Leave out the pictures and retype exactly the lines from the one with "Enumerate this screenshot's" through the end of the records.

:::

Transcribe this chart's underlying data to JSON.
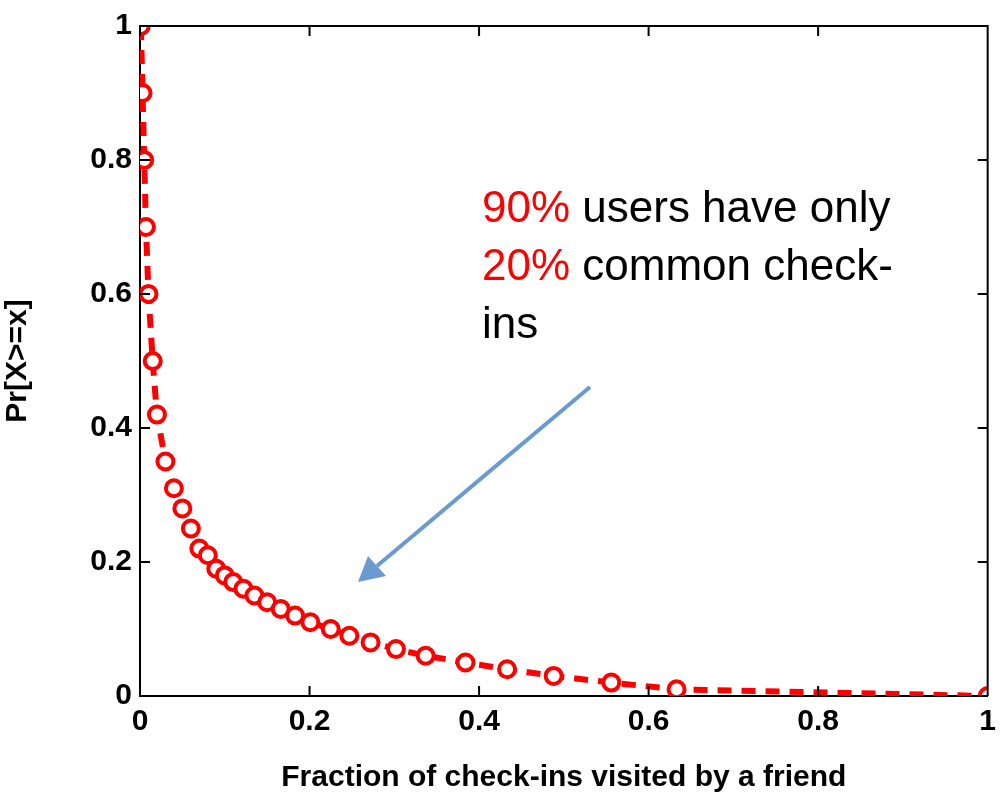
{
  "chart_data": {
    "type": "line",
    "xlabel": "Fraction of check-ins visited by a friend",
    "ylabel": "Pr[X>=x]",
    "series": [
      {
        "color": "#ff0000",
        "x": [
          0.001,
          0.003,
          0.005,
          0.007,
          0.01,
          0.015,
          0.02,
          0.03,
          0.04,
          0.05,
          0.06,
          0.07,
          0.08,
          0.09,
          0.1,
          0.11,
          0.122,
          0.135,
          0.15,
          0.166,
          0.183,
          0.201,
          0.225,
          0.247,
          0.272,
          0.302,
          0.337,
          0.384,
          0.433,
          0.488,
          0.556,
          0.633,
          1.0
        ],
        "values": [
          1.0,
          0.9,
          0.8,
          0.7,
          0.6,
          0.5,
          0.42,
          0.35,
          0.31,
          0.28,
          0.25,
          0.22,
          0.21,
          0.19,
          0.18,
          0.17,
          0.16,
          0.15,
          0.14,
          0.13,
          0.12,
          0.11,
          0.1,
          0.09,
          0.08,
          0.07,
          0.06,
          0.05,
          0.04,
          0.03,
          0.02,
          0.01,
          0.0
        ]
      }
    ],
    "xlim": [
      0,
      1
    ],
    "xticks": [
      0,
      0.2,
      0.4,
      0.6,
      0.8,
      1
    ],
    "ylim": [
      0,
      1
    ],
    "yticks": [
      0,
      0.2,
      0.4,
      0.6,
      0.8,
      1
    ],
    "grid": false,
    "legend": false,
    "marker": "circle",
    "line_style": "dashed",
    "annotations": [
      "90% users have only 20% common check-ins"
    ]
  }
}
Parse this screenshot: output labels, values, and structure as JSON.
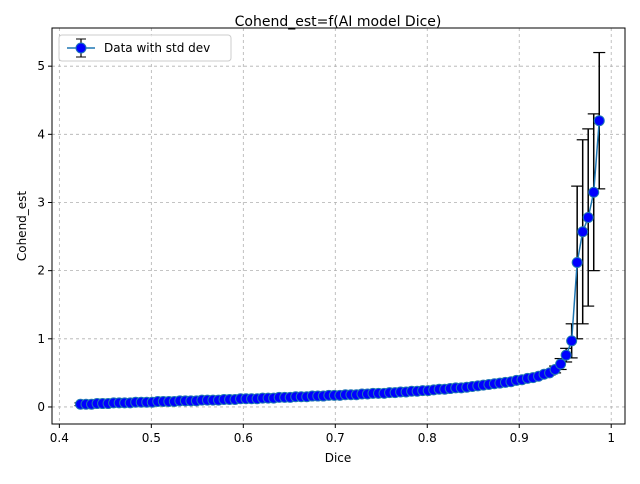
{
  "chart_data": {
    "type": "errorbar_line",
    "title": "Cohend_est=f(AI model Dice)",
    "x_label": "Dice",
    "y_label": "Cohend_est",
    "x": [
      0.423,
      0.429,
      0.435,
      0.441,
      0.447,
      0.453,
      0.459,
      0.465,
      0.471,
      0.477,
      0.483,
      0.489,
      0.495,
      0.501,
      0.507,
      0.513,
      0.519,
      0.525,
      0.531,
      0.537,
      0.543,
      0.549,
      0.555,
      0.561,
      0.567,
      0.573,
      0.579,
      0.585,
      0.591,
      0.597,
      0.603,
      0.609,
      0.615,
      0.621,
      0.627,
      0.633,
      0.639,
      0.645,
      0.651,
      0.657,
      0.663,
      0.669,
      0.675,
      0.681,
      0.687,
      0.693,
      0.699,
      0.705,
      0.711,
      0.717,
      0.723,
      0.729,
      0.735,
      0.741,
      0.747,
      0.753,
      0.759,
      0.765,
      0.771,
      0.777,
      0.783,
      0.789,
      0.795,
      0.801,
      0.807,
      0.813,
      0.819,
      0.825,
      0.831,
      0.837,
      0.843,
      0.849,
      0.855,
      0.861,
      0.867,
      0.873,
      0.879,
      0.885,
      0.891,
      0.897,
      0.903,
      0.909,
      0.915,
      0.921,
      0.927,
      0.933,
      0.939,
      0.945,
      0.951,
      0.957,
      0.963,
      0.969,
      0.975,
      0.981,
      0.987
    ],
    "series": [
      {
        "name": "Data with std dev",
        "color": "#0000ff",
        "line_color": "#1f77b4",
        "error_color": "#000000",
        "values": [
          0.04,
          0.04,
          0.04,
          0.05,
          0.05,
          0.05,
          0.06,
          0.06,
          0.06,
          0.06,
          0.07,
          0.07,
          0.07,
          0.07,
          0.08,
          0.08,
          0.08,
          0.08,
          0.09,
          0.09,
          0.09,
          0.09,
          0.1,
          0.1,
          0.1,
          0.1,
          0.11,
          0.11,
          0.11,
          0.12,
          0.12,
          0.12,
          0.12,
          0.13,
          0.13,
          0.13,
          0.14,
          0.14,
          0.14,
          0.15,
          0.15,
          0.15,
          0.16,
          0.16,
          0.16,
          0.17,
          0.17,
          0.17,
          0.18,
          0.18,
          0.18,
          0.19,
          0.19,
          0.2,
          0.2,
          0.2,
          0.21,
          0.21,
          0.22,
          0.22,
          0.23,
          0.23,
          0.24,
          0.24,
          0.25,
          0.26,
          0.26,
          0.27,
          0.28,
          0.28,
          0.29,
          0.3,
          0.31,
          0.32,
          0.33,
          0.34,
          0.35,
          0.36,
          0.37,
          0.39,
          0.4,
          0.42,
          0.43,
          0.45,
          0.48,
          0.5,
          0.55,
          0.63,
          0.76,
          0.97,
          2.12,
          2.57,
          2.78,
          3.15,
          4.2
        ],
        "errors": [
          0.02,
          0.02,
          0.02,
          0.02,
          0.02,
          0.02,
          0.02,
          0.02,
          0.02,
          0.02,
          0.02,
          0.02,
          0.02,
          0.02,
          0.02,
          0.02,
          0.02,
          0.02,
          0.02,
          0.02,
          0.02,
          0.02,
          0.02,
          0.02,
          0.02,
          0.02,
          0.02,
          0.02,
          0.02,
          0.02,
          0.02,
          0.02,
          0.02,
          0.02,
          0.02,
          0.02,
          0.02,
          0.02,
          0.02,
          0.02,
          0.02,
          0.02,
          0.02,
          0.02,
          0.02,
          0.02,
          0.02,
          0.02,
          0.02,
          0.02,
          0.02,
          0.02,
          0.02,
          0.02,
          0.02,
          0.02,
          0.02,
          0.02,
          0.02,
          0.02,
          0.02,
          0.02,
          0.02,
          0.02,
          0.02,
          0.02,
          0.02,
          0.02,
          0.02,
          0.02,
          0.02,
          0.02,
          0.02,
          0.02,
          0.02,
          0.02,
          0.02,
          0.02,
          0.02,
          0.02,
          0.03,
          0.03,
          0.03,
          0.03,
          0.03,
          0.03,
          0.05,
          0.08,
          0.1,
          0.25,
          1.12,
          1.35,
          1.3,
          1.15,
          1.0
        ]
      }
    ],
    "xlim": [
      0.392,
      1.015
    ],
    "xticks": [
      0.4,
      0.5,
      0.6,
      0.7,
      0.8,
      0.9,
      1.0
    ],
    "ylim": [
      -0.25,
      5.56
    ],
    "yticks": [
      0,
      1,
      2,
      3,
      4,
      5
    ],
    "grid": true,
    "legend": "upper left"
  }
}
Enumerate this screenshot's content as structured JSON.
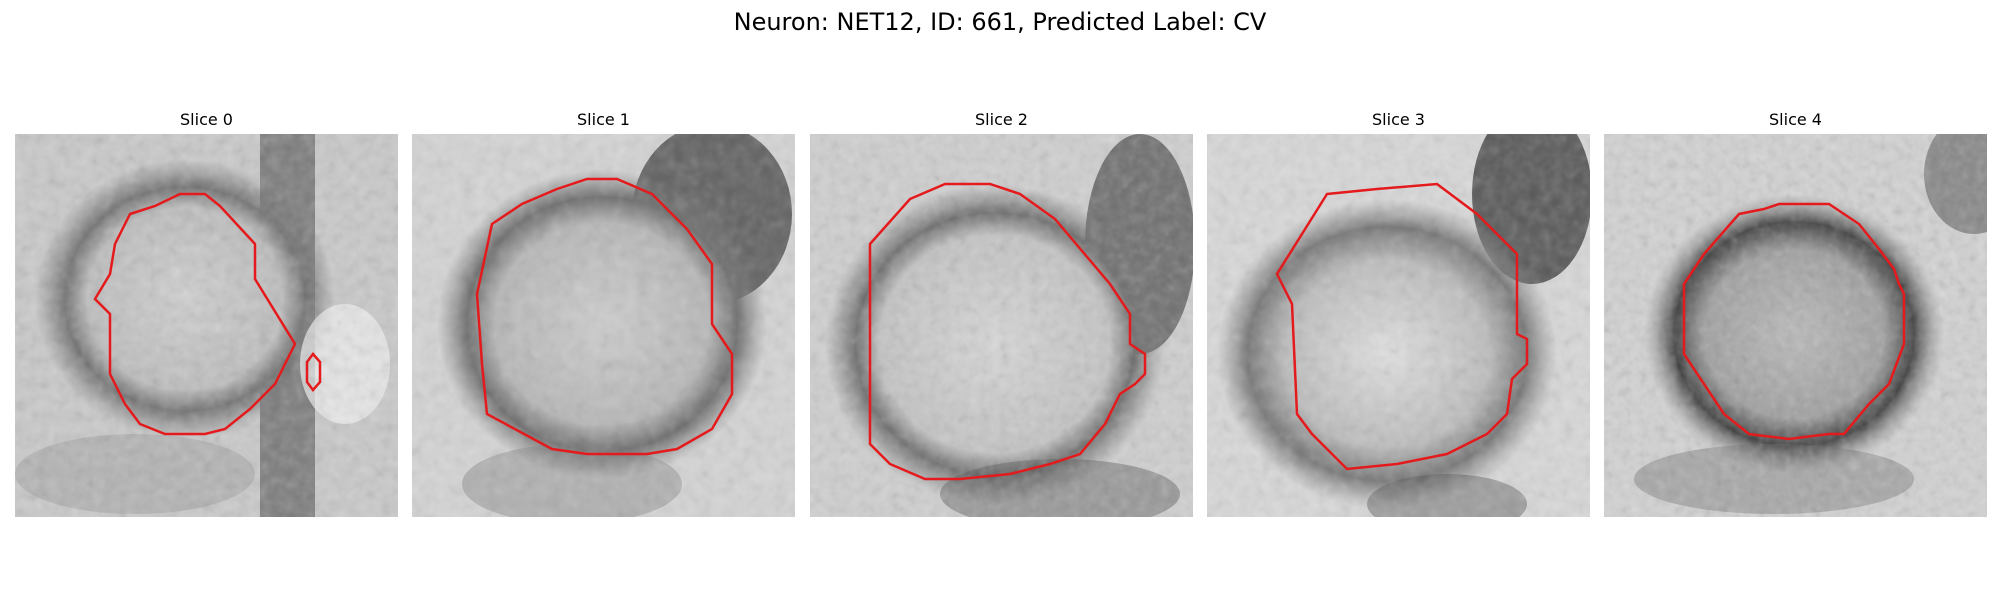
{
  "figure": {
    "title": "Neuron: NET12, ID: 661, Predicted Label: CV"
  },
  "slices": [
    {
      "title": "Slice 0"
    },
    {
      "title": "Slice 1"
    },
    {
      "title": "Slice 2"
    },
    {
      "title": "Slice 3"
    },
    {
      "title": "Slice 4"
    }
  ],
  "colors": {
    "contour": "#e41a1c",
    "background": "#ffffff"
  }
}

:::

Result for this task ▸
Enumerate this screenshot's content as structured JSON.
{
  "figure": {
    "title": "Neuron: NET12, ID: 661, Predicted Label: CV"
  },
  "slices": [
    {
      "title": "Slice 0"
    },
    {
      "title": "Slice 1"
    },
    {
      "title": "Slice 2"
    },
    {
      "title": "Slice 3"
    },
    {
      "title": "Slice 4"
    }
  ],
  "colors": {
    "contour": "#e41a1c",
    "background": "#ffffff"
  }
}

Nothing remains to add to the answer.